> **To do**:
Make an exact copy of the data below, leaving out every picture.

> **Data for the task**:
+===+
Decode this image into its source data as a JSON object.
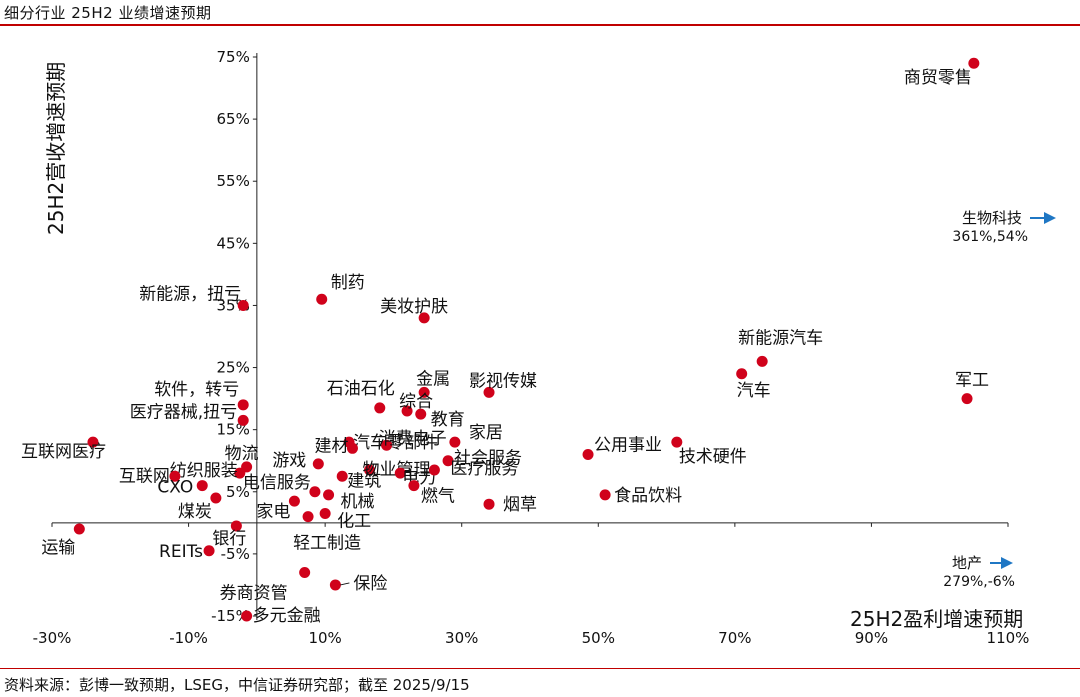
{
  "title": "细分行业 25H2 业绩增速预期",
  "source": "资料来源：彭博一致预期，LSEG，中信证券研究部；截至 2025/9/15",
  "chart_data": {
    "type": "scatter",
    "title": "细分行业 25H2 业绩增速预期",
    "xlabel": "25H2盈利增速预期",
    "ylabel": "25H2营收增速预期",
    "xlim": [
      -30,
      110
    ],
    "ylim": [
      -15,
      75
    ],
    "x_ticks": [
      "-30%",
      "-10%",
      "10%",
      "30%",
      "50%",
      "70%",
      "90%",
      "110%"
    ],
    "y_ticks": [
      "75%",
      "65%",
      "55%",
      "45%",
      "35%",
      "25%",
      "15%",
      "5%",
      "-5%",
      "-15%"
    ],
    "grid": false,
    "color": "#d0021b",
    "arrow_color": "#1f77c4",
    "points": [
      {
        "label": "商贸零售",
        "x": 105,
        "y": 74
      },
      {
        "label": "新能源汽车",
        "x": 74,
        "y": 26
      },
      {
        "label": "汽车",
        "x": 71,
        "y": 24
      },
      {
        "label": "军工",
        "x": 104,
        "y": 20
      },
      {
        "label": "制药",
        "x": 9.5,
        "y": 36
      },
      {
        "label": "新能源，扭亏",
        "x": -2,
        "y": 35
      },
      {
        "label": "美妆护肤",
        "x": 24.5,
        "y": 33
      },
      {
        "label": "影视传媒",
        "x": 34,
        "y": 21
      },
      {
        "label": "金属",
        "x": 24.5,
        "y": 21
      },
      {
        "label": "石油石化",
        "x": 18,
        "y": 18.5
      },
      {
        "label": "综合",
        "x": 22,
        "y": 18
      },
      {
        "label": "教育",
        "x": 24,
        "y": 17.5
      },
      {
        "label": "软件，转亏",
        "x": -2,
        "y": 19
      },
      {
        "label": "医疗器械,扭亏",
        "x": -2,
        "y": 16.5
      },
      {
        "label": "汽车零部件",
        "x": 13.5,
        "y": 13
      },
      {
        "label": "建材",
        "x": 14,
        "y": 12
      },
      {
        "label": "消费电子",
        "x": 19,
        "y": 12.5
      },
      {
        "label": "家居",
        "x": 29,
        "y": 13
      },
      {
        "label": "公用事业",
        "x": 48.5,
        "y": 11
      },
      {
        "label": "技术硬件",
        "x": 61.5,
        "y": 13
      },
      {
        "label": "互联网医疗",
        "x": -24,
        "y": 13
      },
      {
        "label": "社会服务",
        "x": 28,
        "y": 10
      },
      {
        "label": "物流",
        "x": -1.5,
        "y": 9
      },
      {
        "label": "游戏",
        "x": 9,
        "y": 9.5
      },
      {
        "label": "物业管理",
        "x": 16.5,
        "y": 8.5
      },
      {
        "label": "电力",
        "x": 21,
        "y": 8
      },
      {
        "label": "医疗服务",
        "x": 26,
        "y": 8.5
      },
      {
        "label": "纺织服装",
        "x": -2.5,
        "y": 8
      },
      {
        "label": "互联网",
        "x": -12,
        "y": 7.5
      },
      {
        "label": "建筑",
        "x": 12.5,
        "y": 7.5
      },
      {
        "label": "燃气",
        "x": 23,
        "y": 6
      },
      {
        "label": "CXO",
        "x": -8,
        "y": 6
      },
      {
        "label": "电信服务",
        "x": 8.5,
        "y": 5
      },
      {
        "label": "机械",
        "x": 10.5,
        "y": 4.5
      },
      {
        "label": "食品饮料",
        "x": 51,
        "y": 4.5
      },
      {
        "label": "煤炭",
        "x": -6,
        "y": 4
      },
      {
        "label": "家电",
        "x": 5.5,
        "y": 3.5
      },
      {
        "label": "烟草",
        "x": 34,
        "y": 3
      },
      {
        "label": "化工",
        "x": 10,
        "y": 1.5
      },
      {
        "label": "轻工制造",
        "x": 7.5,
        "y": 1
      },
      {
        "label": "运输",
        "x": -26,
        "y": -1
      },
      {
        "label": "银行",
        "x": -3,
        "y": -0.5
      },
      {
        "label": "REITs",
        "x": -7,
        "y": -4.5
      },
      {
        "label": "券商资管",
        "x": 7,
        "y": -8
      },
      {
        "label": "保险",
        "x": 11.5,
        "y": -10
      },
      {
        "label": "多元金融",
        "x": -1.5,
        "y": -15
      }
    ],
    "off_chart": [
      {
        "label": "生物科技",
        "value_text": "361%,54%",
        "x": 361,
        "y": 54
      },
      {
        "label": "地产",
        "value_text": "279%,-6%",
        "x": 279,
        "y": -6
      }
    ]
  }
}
+===+
> **Completed exercise**:
Decode this image into its source data as a JSON object.
{
  "title": "细分行业 25H2 业绩增速预期",
  "source": "资料来源：彭博一致预期，LSEG，中信证券研究部；截至 2025/9/15",
  "chart_data": {
    "type": "scatter",
    "title": "细分行业 25H2 业绩增速预期",
    "xlabel": "25H2盈利增速预期",
    "ylabel": "25H2营收增速预期",
    "xlim": [
      -30,
      110
    ],
    "ylim": [
      -15,
      75
    ],
    "x_ticks": [
      "-30%",
      "-10%",
      "10%",
      "30%",
      "50%",
      "70%",
      "90%",
      "110%"
    ],
    "y_ticks": [
      "75%",
      "65%",
      "55%",
      "45%",
      "35%",
      "25%",
      "15%",
      "5%",
      "-5%",
      "-15%"
    ],
    "grid": false,
    "color": "#d0021b",
    "arrow_color": "#1f77c4",
    "points": [
      {
        "label": "商贸零售",
        "x": 105,
        "y": 74
      },
      {
        "label": "新能源汽车",
        "x": 74,
        "y": 26
      },
      {
        "label": "汽车",
        "x": 71,
        "y": 24
      },
      {
        "label": "军工",
        "x": 104,
        "y": 20
      },
      {
        "label": "制药",
        "x": 9.5,
        "y": 36
      },
      {
        "label": "新能源，扭亏",
        "x": -2,
        "y": 35
      },
      {
        "label": "美妆护肤",
        "x": 24.5,
        "y": 33
      },
      {
        "label": "影视传媒",
        "x": 34,
        "y": 21
      },
      {
        "label": "金属",
        "x": 24.5,
        "y": 21
      },
      {
        "label": "石油石化",
        "x": 18,
        "y": 18.5
      },
      {
        "label": "综合",
        "x": 22,
        "y": 18
      },
      {
        "label": "教育",
        "x": 24,
        "y": 17.5
      },
      {
        "label": "软件，转亏",
        "x": -2,
        "y": 19
      },
      {
        "label": "医疗器械,扭亏",
        "x": -2,
        "y": 16.5
      },
      {
        "label": "汽车零部件",
        "x": 13.5,
        "y": 13
      },
      {
        "label": "建材",
        "x": 14,
        "y": 12
      },
      {
        "label": "消费电子",
        "x": 19,
        "y": 12.5
      },
      {
        "label": "家居",
        "x": 29,
        "y": 13
      },
      {
        "label": "公用事业",
        "x": 48.5,
        "y": 11
      },
      {
        "label": "技术硬件",
        "x": 61.5,
        "y": 13
      },
      {
        "label": "互联网医疗",
        "x": -24,
        "y": 13
      },
      {
        "label": "社会服务",
        "x": 28,
        "y": 10
      },
      {
        "label": "物流",
        "x": -1.5,
        "y": 9
      },
      {
        "label": "游戏",
        "x": 9,
        "y": 9.5
      },
      {
        "label": "物业管理",
        "x": 16.5,
        "y": 8.5
      },
      {
        "label": "电力",
        "x": 21,
        "y": 8
      },
      {
        "label": "医疗服务",
        "x": 26,
        "y": 8.5
      },
      {
        "label": "纺织服装",
        "x": -2.5,
        "y": 8
      },
      {
        "label": "互联网",
        "x": -12,
        "y": 7.5
      },
      {
        "label": "建筑",
        "x": 12.5,
        "y": 7.5
      },
      {
        "label": "燃气",
        "x": 23,
        "y": 6
      },
      {
        "label": "CXO",
        "x": -8,
        "y": 6
      },
      {
        "label": "电信服务",
        "x": 8.5,
        "y": 5
      },
      {
        "label": "机械",
        "x": 10.5,
        "y": 4.5
      },
      {
        "label": "食品饮料",
        "x": 51,
        "y": 4.5
      },
      {
        "label": "煤炭",
        "x": -6,
        "y": 4
      },
      {
        "label": "家电",
        "x": 5.5,
        "y": 3.5
      },
      {
        "label": "烟草",
        "x": 34,
        "y": 3
      },
      {
        "label": "化工",
        "x": 10,
        "y": 1.5
      },
      {
        "label": "轻工制造",
        "x": 7.5,
        "y": 1
      },
      {
        "label": "运输",
        "x": -26,
        "y": -1
      },
      {
        "label": "银行",
        "x": -3,
        "y": -0.5
      },
      {
        "label": "REITs",
        "x": -7,
        "y": -4.5
      },
      {
        "label": "券商资管",
        "x": 7,
        "y": -8
      },
      {
        "label": "保险",
        "x": 11.5,
        "y": -10
      },
      {
        "label": "多元金融",
        "x": -1.5,
        "y": -15
      }
    ],
    "off_chart": [
      {
        "label": "生物科技",
        "value_text": "361%,54%",
        "x": 361,
        "y": 54
      },
      {
        "label": "地产",
        "value_text": "279%,-6%",
        "x": 279,
        "y": -6
      }
    ]
  }
}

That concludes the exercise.